* Provided records
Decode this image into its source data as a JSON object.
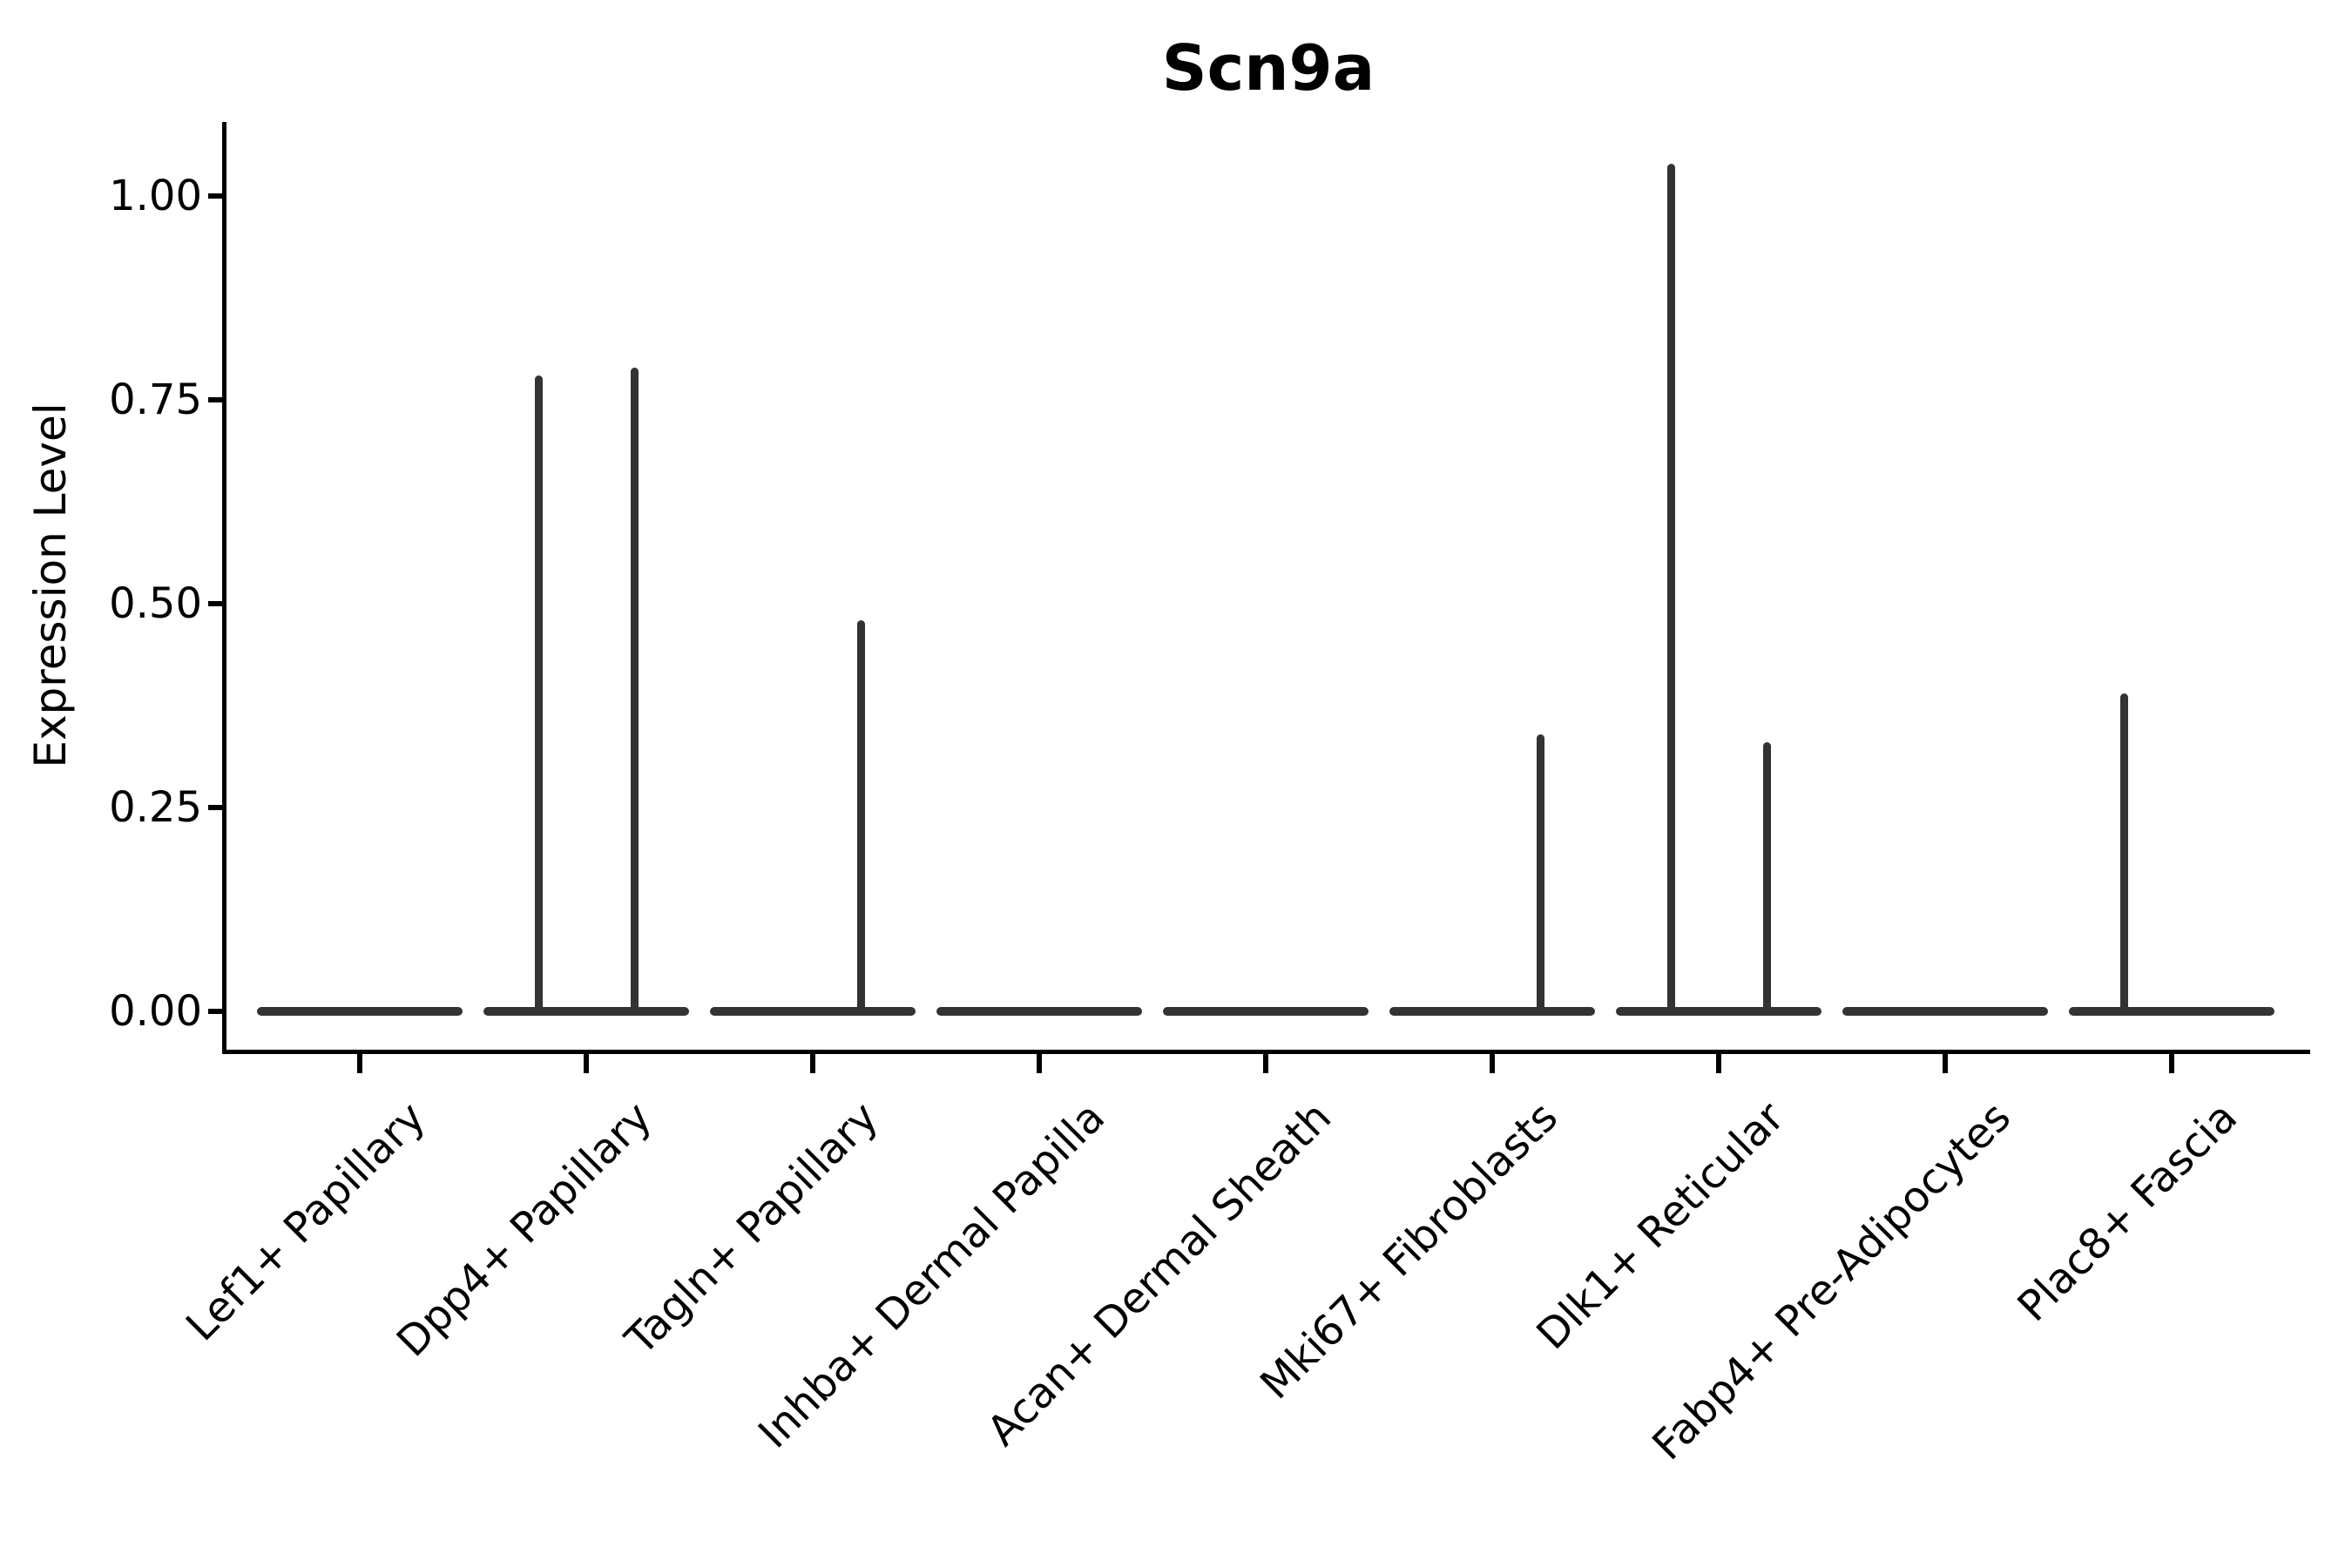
{
  "chart_data": {
    "type": "violin",
    "title": "Scn9a",
    "xlabel": "",
    "ylabel": "Expression Level",
    "background": "#ffffff",
    "violin_color": "#333333",
    "axis_color": "#000000",
    "legend": "none",
    "grid": false,
    "ylim": [
      -0.05,
      1.09
    ],
    "y_axis": {
      "label": "Expression Level",
      "ticks": [
        "0.00",
        "0.25",
        "0.50",
        "0.75",
        "1.00"
      ],
      "tick_values": [
        0,
        0.25,
        0.5,
        0.75,
        1.0
      ]
    },
    "categories": [
      "Lef1+ Papillary",
      "Dpp4+ Papillary",
      "Tagln+ Papillary",
      "Inhba+ Dermal Papilla",
      "Acan+ Dermal Sheath",
      "Mki67+ Fibroblasts",
      "Dlk1+ Reticular",
      "Fabp4+ Pre-Adipocytes",
      "Plac8+ Fascia"
    ],
    "violins": [
      {
        "category": "Lef1+ Papillary",
        "baseline_value": 0,
        "spikes": []
      },
      {
        "category": "Dpp4+ Papillary",
        "baseline_value": 0,
        "spikes": [
          {
            "side": "left",
            "value": 0.78
          },
          {
            "side": "right",
            "value": 0.79
          }
        ]
      },
      {
        "category": "Tagln+ Papillary",
        "baseline_value": 0,
        "spikes": [
          {
            "side": "right",
            "value": 0.48
          }
        ]
      },
      {
        "category": "Inhba+ Dermal Papilla",
        "baseline_value": 0,
        "spikes": []
      },
      {
        "category": "Acan+ Dermal Sheath",
        "baseline_value": 0,
        "spikes": []
      },
      {
        "category": "Mki67+ Fibroblasts",
        "baseline_value": 0,
        "spikes": [
          {
            "side": "right",
            "value": 0.34
          }
        ]
      },
      {
        "category": "Dlk1+ Reticular",
        "baseline_value": 0,
        "spikes": [
          {
            "side": "left",
            "value": 1.04
          },
          {
            "side": "right",
            "value": 0.33
          }
        ]
      },
      {
        "category": "Fabp4+ Pre-Adipocytes",
        "baseline_value": 0,
        "spikes": []
      },
      {
        "category": "Plac8+ Fascia",
        "baseline_value": 0,
        "spikes": [
          {
            "side": "left",
            "value": 0.39
          }
        ]
      }
    ]
  }
}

* Stated goal
Write down every line of the data above that includes the string "Expression".

* Problem solution
    "ylabel": "Expression Level",
      "label": "Expression Level",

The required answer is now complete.